___ LISTED ENTRIES ___

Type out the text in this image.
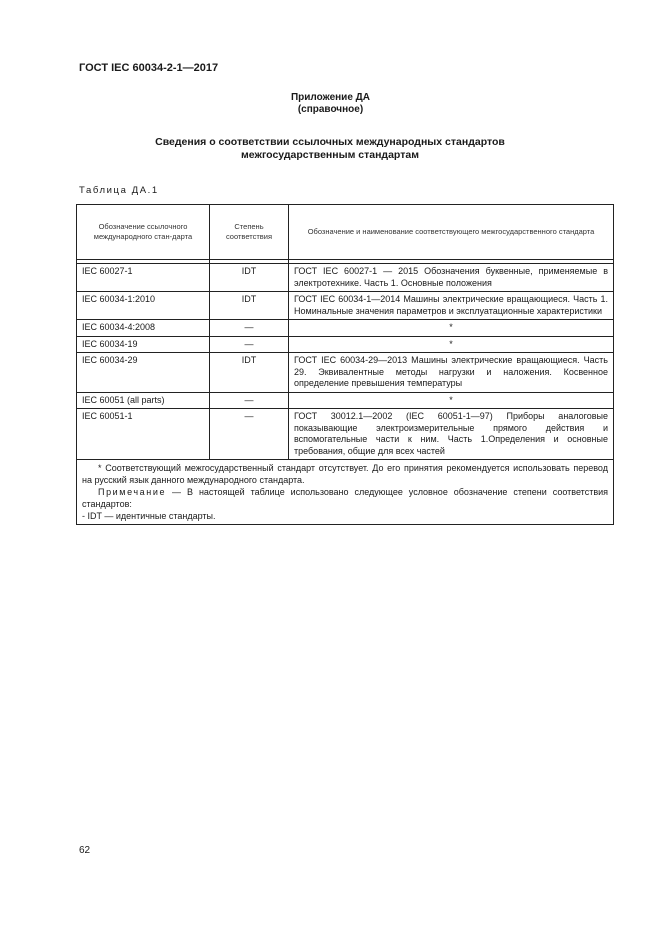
ГОСТ IEC 60034-2-1—2017
Приложение ДА
(справочное)
Сведения о соответствии ссылочных международных стандартов межгосударственным стандартам
Таблица ДА.1
Обозначение ссылочного международного стан-дарта	Степень соответствия	Обозначение и наименование соответствующего межгосударственного стандарта

IEC 60027-1	IDT	ГОСТ IEC 60027-1 — 2015 Обозначения буквенные, применяемые в электротехнике. Часть 1. Основные положения
IEC 60034-1:2010	IDT	ГОСТ IEC 60034-1—2014 Машины электрические вращающиеся. Часть 1. Номинальные значения параметров и эксплуатационные характеристики
IEC 60034-4:2008	—	*
IEC 60034-19	—	*
IEC 60034-29	IDT	ГОСТ IEC 60034-29—2013 Машины электрические вращающиеся. Часть 29. Эквивалентные методы нагрузки и наложения. Косвенное определение превышения температуры
IEC 60051 (all parts)	—	*
IEC 60051-1	—	ГОСТ 30012.1—2002 (IEC 60051-1—97) Приборы аналоговые показывающие электроизмерительные прямого действия и вспомогательные части к ним. Часть 1.Определения и основные требования, общие для всех частей

* Соответствующий межгосударственный стандарт отсутствует. До его принятия рекомендуется использовать перевод на русский язык данного международного стандарта.
Примечание — В настоящей таблице использовано следующее условное обозначение степени соответствия стандартов:
- IDT — идентичные стандарты.		
62
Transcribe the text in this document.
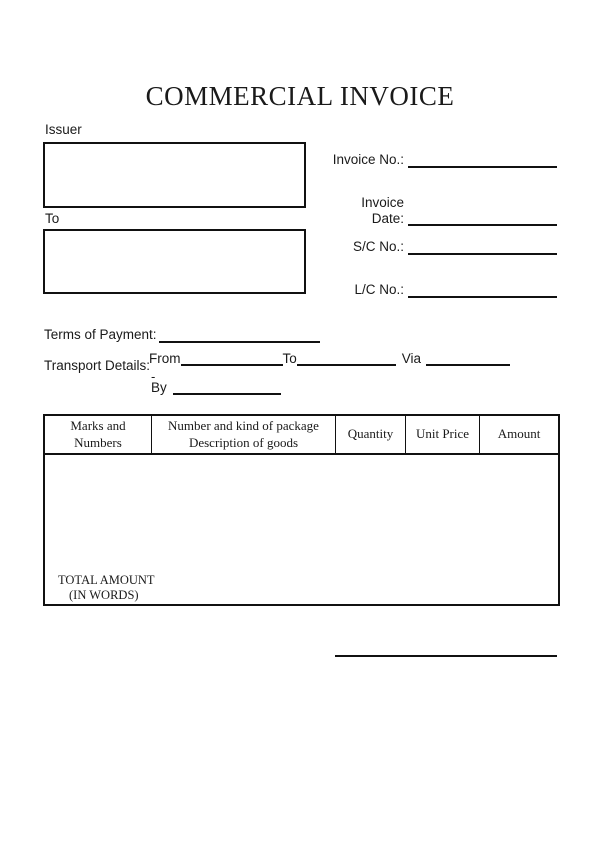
COMMERCIAL INVOICE
Issuer
To
Invoice No.:
Invoice Date:
S/C No.:
L/C No.:
Terms of Payment:
Transport Details:
From	To	Via
-
By
Marks and Numbers
Number and kind of package
Description of goods
Quantity Unit Price Amount
TOTAL AMOUNT
(IN WORDS)
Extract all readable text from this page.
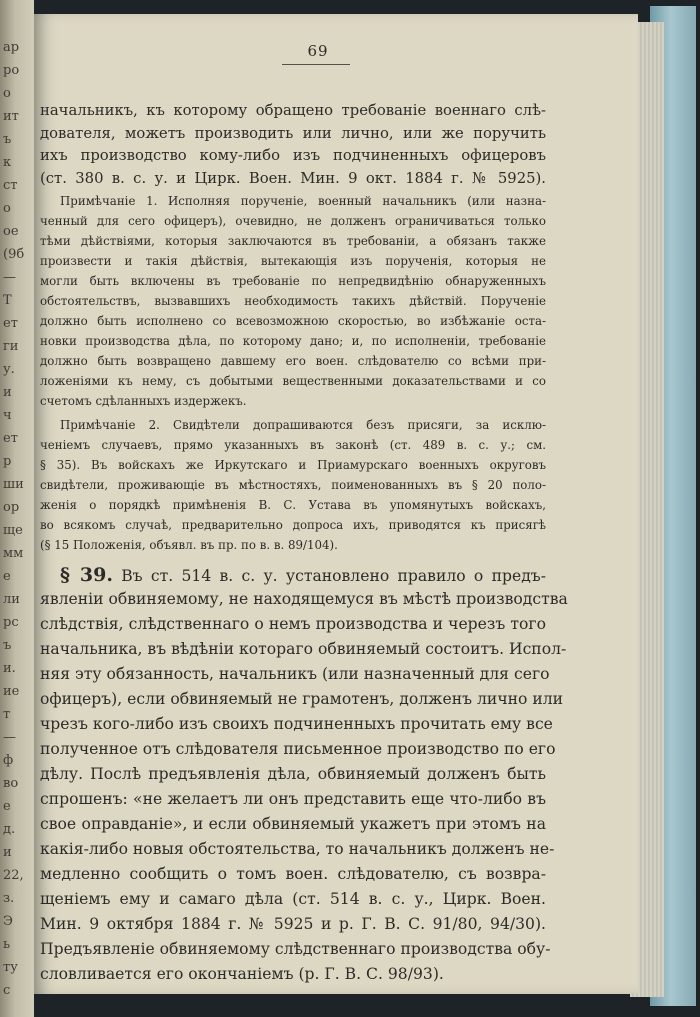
ар
ро
о
ит
ъ
к
ст
о
ое
(9б
—
Т
ет
ги
у.
и
ч
ет
р
ши
ор
ще
мм
е
ли
рс
ъ
и.
ие
т
—
ф
во
е
д.
и
22,
з.
Э
ь
ту
с
69
начальникъ, къ которому обращено требованіе военнаго слѣ-
дователя, можетъ производить или лично, или же поручить
ихъ производство кому-либо изъ подчиненныхъ офицеровъ
(ст. 380 в. с. у. и Цирк. Воен. Мин. 9 окт. 1884 г. № 5925).
Примѣчаніе 1. Исполняя порученіе, военный начальникъ (или назна-
ченный для сего офицеръ), очевидно, не долженъ ограничиваться только
тѣми дѣйствіями, которыя заключаются въ требованіи, а обязанъ также
произвести и такія дѣйствія, вытекающія изъ порученія, которыя не
могли быть включены въ требованіе по непредвидѣнію обнаруженныхъ
обстоятельствъ, вызвавшихъ необходимость такихъ дѣйствій. Порученіе
должно быть исполнено со всевозможною скоростью, во избѣжаніе оста-
новки производства дѣла, по которому дано; и, по исполненіи, требованіе
должно быть возвращено давшему его воен. слѣдователю со всѣми при-
ложеніями къ нему, съ добытыми вещественными доказательствами и со
счетомъ сдѣланныхъ издержекъ.
Примѣчаніе 2. Свидѣтели допрашиваются безъ присяги, за исклю-
ченіемъ случаевъ, прямо указанныхъ въ законѣ (ст. 489 в. с. у.; см.
§ 35). Въ войскахъ же Иркутскаго и Приамурскаго военныхъ округовъ
свидѣтели, проживающіе въ мѣстностяхъ, поименованныхъ въ § 20 поло-
женія о порядкѣ примѣненія В. С. Устава въ упомянутыхъ войскахъ,
во всякомъ случаѣ, предварительно допроса ихъ, приводятся къ присягѣ
(§ 15 Положенія, объявл. въ пр. по в. в. 89/104).
§ 39. Въ ст. 514 в. с. у. установлено правило о предъ-
явленіи обвиняемому, не находящемуся въ мѣстѣ производства
слѣдствія, слѣдственнаго о немъ производства и черезъ того
начальника, въ вѣдѣніи котораго обвиняемый состоитъ. Испол-
няя эту обязанность, начальникъ (или назначенный для сего
офицеръ), если обвиняемый не грамотенъ, долженъ лично или
чрезъ кого-либо изъ своихъ подчиненныхъ прочитать ему все
полученное отъ слѣдователя письменное производство по его
дѣлу. Послѣ предъявленія дѣла, обвиняемый долженъ быть
спрошенъ: «не желаетъ ли онъ представить еще что-либо въ
свое оправданіе», и если обвиняемый укажетъ при этомъ на
какія-либо новыя обстоятельства, то начальникъ долженъ не-
медленно сообщить о томъ воен. слѣдователю, съ возвра-
щеніемъ ему и самаго дѣла (ст. 514 в. с. у., Цирк. Воен.
Мин. 9 октября 1884 г. № 5925 и р. Г. В. С. 91/80, 94/30).
Предъявленіе обвиняемому слѣдственнаго производства обу-
словливается его окончаніемъ (р. Г. В. С. 98/93).
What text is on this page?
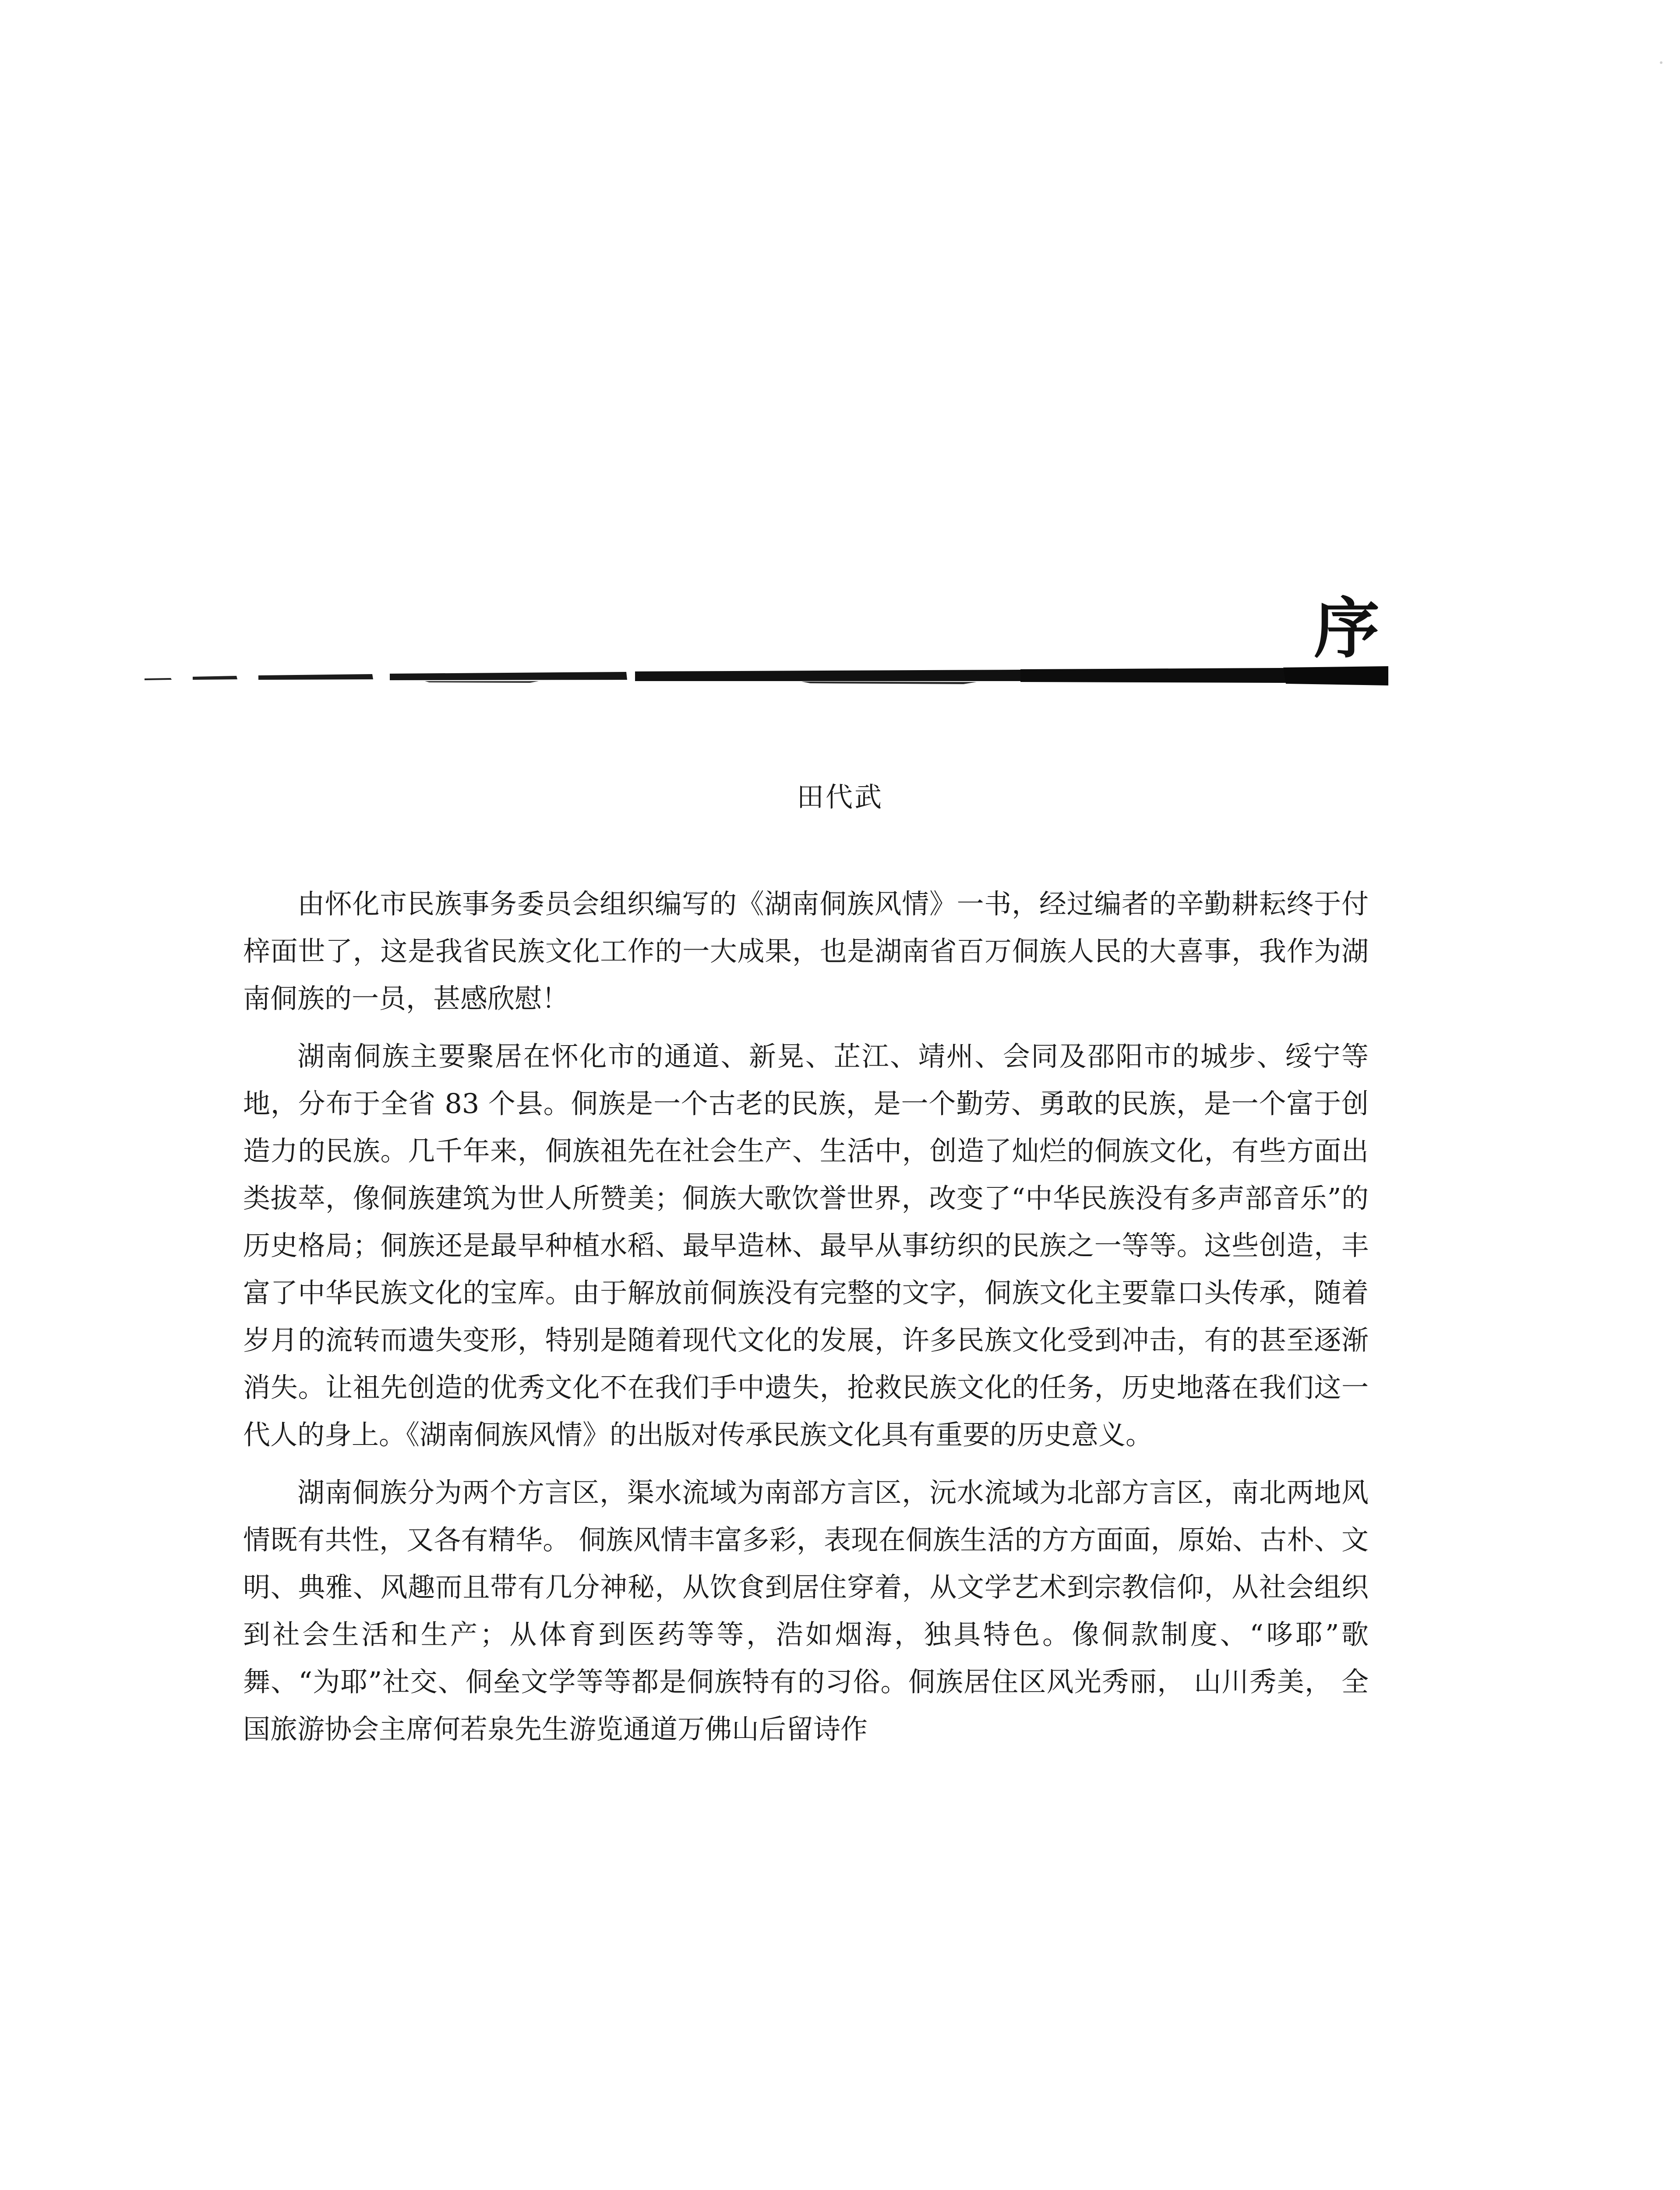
序
田代武

由怀化市民族事务委员会组织编写的《湖南侗族风情》一书，经过编者的辛勤耕耘终于付梓面世了，这是我省民族文化工作的一大成果，也是湖南省百万侗族人民的大喜事，我作为湖南侗族的一员，甚感欣慰！

湖南侗族主要聚居在怀化市的通道、新晃、芷江、靖州、会同及邵阳市的城步、绥宁等地，分布于全省 83 个县。侗族是一个古老的民族，是一个勤劳、勇敢的民族，是一个富于创造力的民族。几千年来，侗族祖先在社会生产、生活中，创造了灿烂的侗族文化，有些方面出类拔萃，像侗族建筑为世人所赞美；侗族大歌饮誉世界，改变了“中华民族没有多声部音乐”的历史格局；侗族还是最早种植水稻、最早造林、最早从事纺织的民族之一等等。这些创造，丰富了中华民族文化的宝库。由于解放前侗族没有完整的文字，侗族文化主要靠口头传承，随着岁月的流转而遗失变形，特别是随着现代文化的发展，许多民族文化受到冲击，有的甚至逐渐消失。让祖先创造的优秀文化不在我们手中遗失，抢救民族文化的任务，历史地落在我们这一代人的身上。《湖南侗族风情》的出版对传承民族文化具有重要的历史意义。

湖南侗族分为两个方言区，渠水流域为南部方言区，沅水流域为北部方言区，南北两地风情既有共性，又各有精华。 侗族风情丰富多彩，表现在侗族生活的方方面面，原始、古朴、文明、典雅、风趣而且带有几分神秘，从饮食到居住穿着，从文学艺术到宗教信仰，从社会组织到社会生活和生产；从体育到医药等等，浩如烟海，独具特色。像侗款制度、“哆耶”歌舞、“为耶”社交、侗垒文学等等都是侗族特有的习俗。侗族居住区风光秀丽， 山川秀美， 全国旅游协会主席何若泉先生游览通道万佛山后留诗作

___

> [TASK REQUIREMENTS]
All of the material above is to be copied exactly, except for its images.

> [TASK RESULT]
Type out the text in this image.
ГОСТ IEC 60034-2-1—2017
Приложение ДА
(справочное)
Сведения о соответствии ссылочных международных стандартов межгосударственным стандартам
Таблица ДА.1
Обозначение ссылочного международного стан-дарта	Степень соответствия	Обозначение и наименование соответствующего межгосударственного стандарта

IEC 60027-1	IDT	ГОСТ IEC 60027-1 — 2015 Обозначения буквенные, применяемые в электротехнике. Часть 1. Основные положения
IEC 60034-1:2010	IDT	ГОСТ IEC 60034-1—2014 Машины электрические вращающиеся. Часть 1. Номинальные значения параметров и эксплуатационные характеристики
IEC 60034-4:2008	—	*
IEC 60034-19	—	*
IEC 60034-29	IDT	ГОСТ IEC 60034-29—2013 Машины электрические вращающиеся. Часть 29. Эквивалентные методы нагрузки и наложения. Косвенное определение превышения температуры
IEC 60051 (all parts)	—	*
IEC 60051-1	—	ГОСТ 30012.1—2002 (IEC 60051-1—97) Приборы аналоговые показывающие электроизмерительные прямого действия и вспомогательные части к ним. Часть 1.Определения и основные требования, общие для всех частей

* Соответствующий межгосударственный стандарт отсутствует. До его принятия рекомендуется использовать перевод на русский язык данного международного стандарта.
Примечание — В настоящей таблице использовано следующее условное обозначение степени соответствия стандартов:
- IDT — идентичные стандарты.		
62
Transcribe the text in this document.
COMMERCIAL INVOICE
Issuer
To
Invoice No.:
Invoice Date:
S/C No.:
L/C No.:
Terms of Payment:
Transport Details:
From	To	Via
-
By
Marks and Numbers
Number and kind of package
Description of goods
Quantity Unit Price Amount
TOTAL AMOUNT
(IN WORDS)
Extract all readable text from this page.
ар
ро
о
ит
ъ
к
ст
о
ое
(9б
—
Т
ет
ги
у.
и
ч
ет
р
ши
ор
ще
мм
е
ли
рс
ъ
и.
ие
т
—
ф
во
е
д.
и
22,
з.
Э
ь
ту
с
69
начальникъ, къ которому обращено требованіе военнаго слѣ-
дователя, можетъ производить или лично, или же поручить
ихъ производство кому-либо изъ подчиненныхъ офицеровъ
(ст. 380 в. с. у. и Цирк. Воен. Мин. 9 окт. 1884 г. № 5925).
Примѣчаніе 1. Исполняя порученіе, военный начальникъ (или назна-
ченный для сего офицеръ), очевидно, не долженъ ограничиваться только
тѣми дѣйствіями, которыя заключаются въ требованіи, а обязанъ также
произвести и такія дѣйствія, вытекающія изъ порученія, которыя не
могли быть включены въ требованіе по непредвидѣнію обнаруженныхъ
обстоятельствъ, вызвавшихъ необходимость такихъ дѣйствій. Порученіе
должно быть исполнено со всевозможною скоростью, во избѣжаніе оста-
новки производства дѣла, по которому дано; и, по исполненіи, требованіе
должно быть возвращено давшему его воен. слѣдователю со всѣми при-
ложеніями къ нему, съ добытыми вещественными доказательствами и со
счетомъ сдѣланныхъ издержекъ.
Примѣчаніе 2. Свидѣтели допрашиваются безъ присяги, за исклю-
ченіемъ случаевъ, прямо указанныхъ въ законѣ (ст. 489 в. с. у.; см.
§ 35). Въ войскахъ же Иркутскаго и Приамурскаго военныхъ округовъ
свидѣтели, проживающіе въ мѣстностяхъ, поименованныхъ въ § 20 поло-
женія о порядкѣ примѣненія В. С. Устава въ упомянутыхъ войскахъ,
во всякомъ случаѣ, предварительно допроса ихъ, приводятся къ присягѣ
(§ 15 Положенія, объявл. въ пр. по в. в. 89/104).
§ 39. Въ ст. 514 в. с. у. установлено правило о предъ-
явленіи обвиняемому, не находящемуся въ мѣстѣ производства
слѣдствія, слѣдственнаго о немъ производства и черезъ того
начальника, въ вѣдѣніи котораго обвиняемый состоитъ. Испол-
няя эту обязанность, начальникъ (или назначенный для сего
офицеръ), если обвиняемый не грамотенъ, долженъ лично или
чрезъ кого-либо изъ своихъ подчиненныхъ прочитать ему все
полученное отъ слѣдователя письменное производство по его
дѣлу. Послѣ предъявленія дѣла, обвиняемый долженъ быть
спрошенъ: «не желаетъ ли онъ представить еще что-либо въ
свое оправданіе», и если обвиняемый укажетъ при этомъ на
какія-либо новыя обстоятельства, то начальникъ долженъ не-
медленно сообщить о томъ воен. слѣдователю, съ возвра-
щеніемъ ему и самаго дѣла (ст. 514 в. с. у., Цирк. Воен.
Мин. 9 октября 1884 г. № 5925 и р. Г. В. С. 91/80, 94/30).
Предъявленіе обвиняемому слѣдственнаго производства обу-
словливается его окончаніемъ (р. Г. В. С. 98/93).
What text is on this page?
序
田代武

由怀化市民族事务委员会组织编写的《湖南侗族风情》一书，经过编者的辛勤耕耘终于付梓面世了，这是我省民族文化工作的一大成果，也是湖南省百万侗族人民的大喜事，我作为湖南侗族的一员，甚感欣慰！

湖南侗族主要聚居在怀化市的通道、新晃、芷江、靖州、会同及邵阳市的城步、绥宁等地，分布于全省 83 个县。侗族是一个古老的民族，是一个勤劳、勇敢的民族，是一个富于创造力的民族。几千年来，侗族祖先在社会生产、生活中，创造了灿烂的侗族文化，有些方面出类拔萃，像侗族建筑为世人所赞美；侗族大歌饮誉世界，改变了“中华民族没有多声部音乐”的历史格局；侗族还是最早种植水稻、最早造林、最早从事纺织的民族之一等等。这些创造，丰富了中华民族文化的宝库。由于解放前侗族没有完整的文字，侗族文化主要靠口头传承，随着岁月的流转而遗失变形，特别是随着现代文化的发展，许多民族文化受到冲击，有的甚至逐渐消失。让祖先创造的优秀文化不在我们手中遗失，抢救民族文化的任务，历史地落在我们这一代人的身上。《湖南侗族风情》的出版对传承民族文化具有重要的历史意义。

湖南侗族分为两个方言区，渠水流域为南部方言区，沅水流域为北部方言区，南北两地风情既有共性，又各有精华。 侗族风情丰富多彩，表现在侗族生活的方方面面，原始、古朴、文明、典雅、风趣而且带有几分神秘，从饮食到居住穿着，从文学艺术到宗教信仰，从社会组织到社会生活和生产；从体育到医药等等，浩如烟海，独具特色。像侗款制度、“哆耶”歌舞、“为耶”社交、侗垒文学等等都是侗族特有的习俗。侗族居住区风光秀丽， 山川秀美， 全国旅游协会主席何若泉先生游览通道万佛山后留诗作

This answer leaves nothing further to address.